— START Source passage —
Bob Kealing and I installed a marker on the lot at Peter’s Creek at the same spot where Lynyrd Skynyrd crafted most of their iconic Southern Rock hits.

A group of residents, however, said the sign violated the homeowner’s association rules. The threatening letter ordered us to take the sign down.

Just when we didn’t think it couldn’t get any worse for the legacy of the greatest band I’ve ever known, the next day we learned guitarist Gary Rossington, the last of the founding member of the iconic band, had died.

I can only think some bullies from Edgewater Landing must be happy.

Bob and I were careful to place the sign near the shore of Peter’s Creek. One of the complaints from residents was they didn’t want strangers driving through their neighborhood. That’s fair.

Oddly enough, most of the streets in the development were associated with Lynyrd Skynyrd, like Fred Bird Loop, Tuesday Cove and Noble Court. For those who aren’t entrenched in Lynyrd Skynyrd history – I’ve been at 63 of the band’s concerts, and all at different venues – Noble refers to the band’s original name, The Noble Five. That’s when the band consisted of Ronnie Van Zant, Garry Rossington, Allen Collins, Larry Junstrom and Bob Burns.

We were careful to place the sign at the creek, which is accessible to the public. The sign also faces the creek, not the subdivision. No matter what the residents of Edgewater Landing believe, they don’t own the creek.

I remember Jax Raceways near Jacksonville International Airport. It opened in 1948. Houses started popping up 40 years later in the area, and residents were quick to complain about the noise. Although they moved near a speedway that was there long before them, they argued loud enough and long enough the track eventually closed in 2004.

The same can be said about people who buy houses near an airport, then complain about the noise.
— END Source passage —
**Goals**
**A)** Quote the passage about the Lynyrd Skynyrd marker from "Bob Kealing and" up to and including "the sign down.".
**B)** List everyone the passage about the Lynyrd Skynyrd marker names as a member of the band when it was called The Noble Five.
— START Data shown —
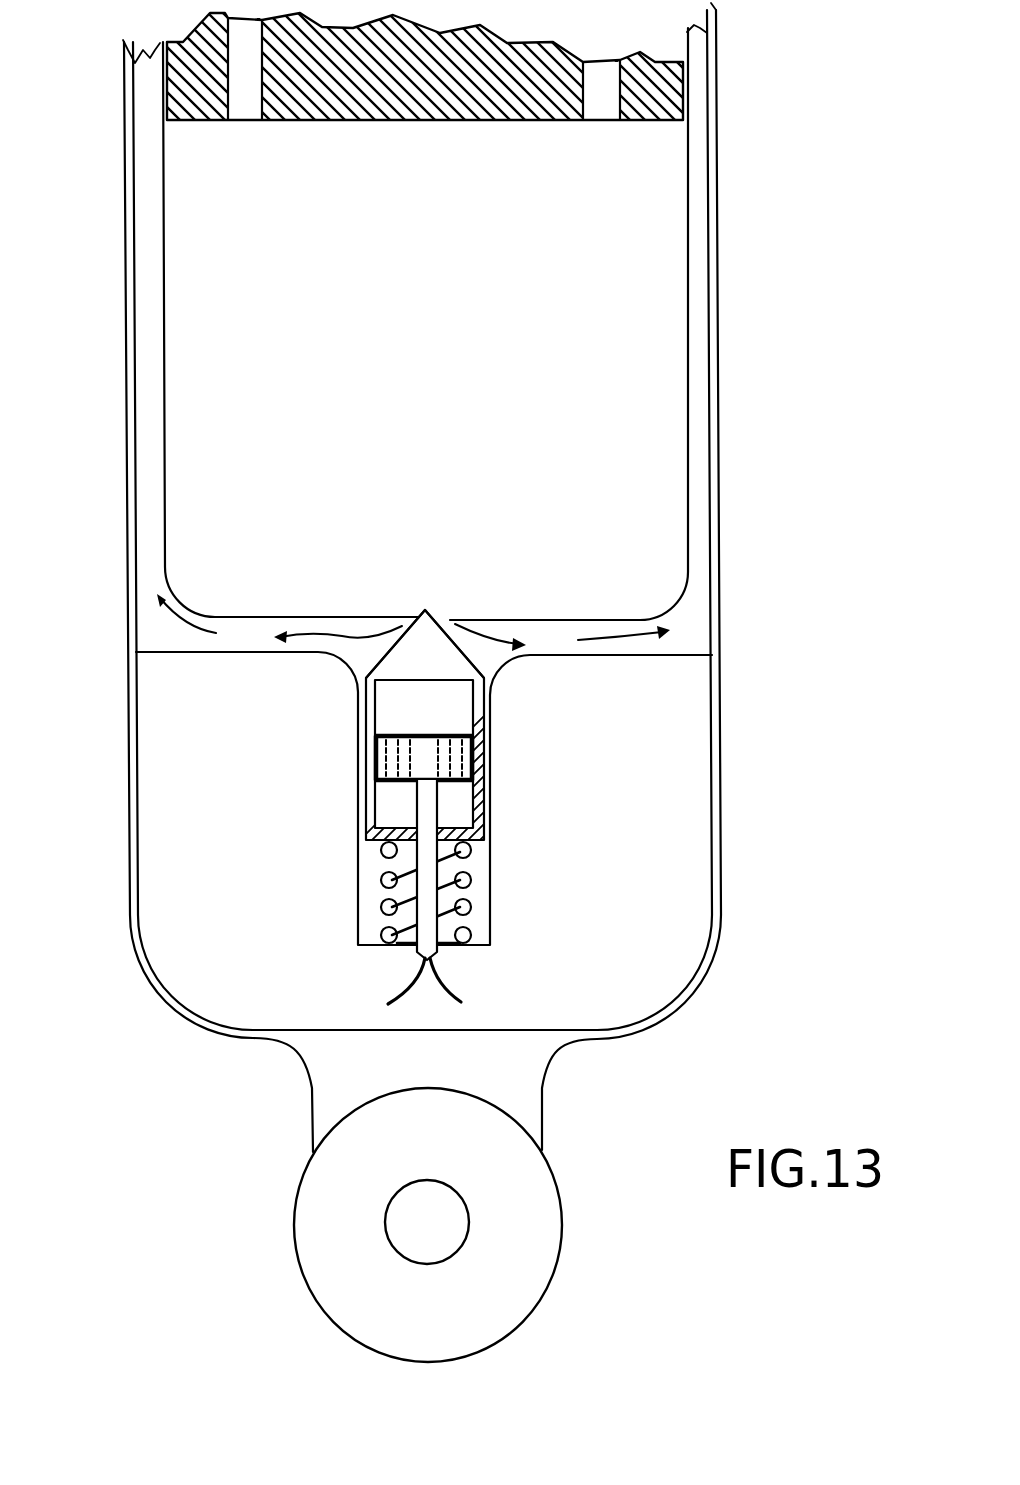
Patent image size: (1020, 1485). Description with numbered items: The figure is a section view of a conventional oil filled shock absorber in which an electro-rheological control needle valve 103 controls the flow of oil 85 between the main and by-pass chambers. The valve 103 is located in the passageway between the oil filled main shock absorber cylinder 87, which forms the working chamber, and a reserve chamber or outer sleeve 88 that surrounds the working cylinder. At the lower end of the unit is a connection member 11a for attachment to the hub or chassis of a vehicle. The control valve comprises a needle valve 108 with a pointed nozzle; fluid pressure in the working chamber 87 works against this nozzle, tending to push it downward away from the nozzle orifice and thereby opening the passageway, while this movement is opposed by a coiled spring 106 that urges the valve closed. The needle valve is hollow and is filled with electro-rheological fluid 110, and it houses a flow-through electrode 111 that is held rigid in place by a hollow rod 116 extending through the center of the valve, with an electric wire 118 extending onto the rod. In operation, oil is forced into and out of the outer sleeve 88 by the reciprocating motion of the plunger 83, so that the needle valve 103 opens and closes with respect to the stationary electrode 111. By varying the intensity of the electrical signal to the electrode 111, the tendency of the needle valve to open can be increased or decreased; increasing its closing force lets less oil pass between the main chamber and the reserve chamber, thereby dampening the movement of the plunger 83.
— END Data shown —
**Answers to each task**
**A)**
Bob Kealing and I installed a marker on the lot at Peter’s Creek at the same spot where Lynyrd Skynyrd crafted most of their iconic Southern Rock hits.

A group of residents, however, said the sign violated the homeowner’s association rules. The threatening letter ordered us to take the sign down.

**B)**
Ronnie Van Zant
Garry Rossington
Allen Collins
Larry Junstrom
Bob Burns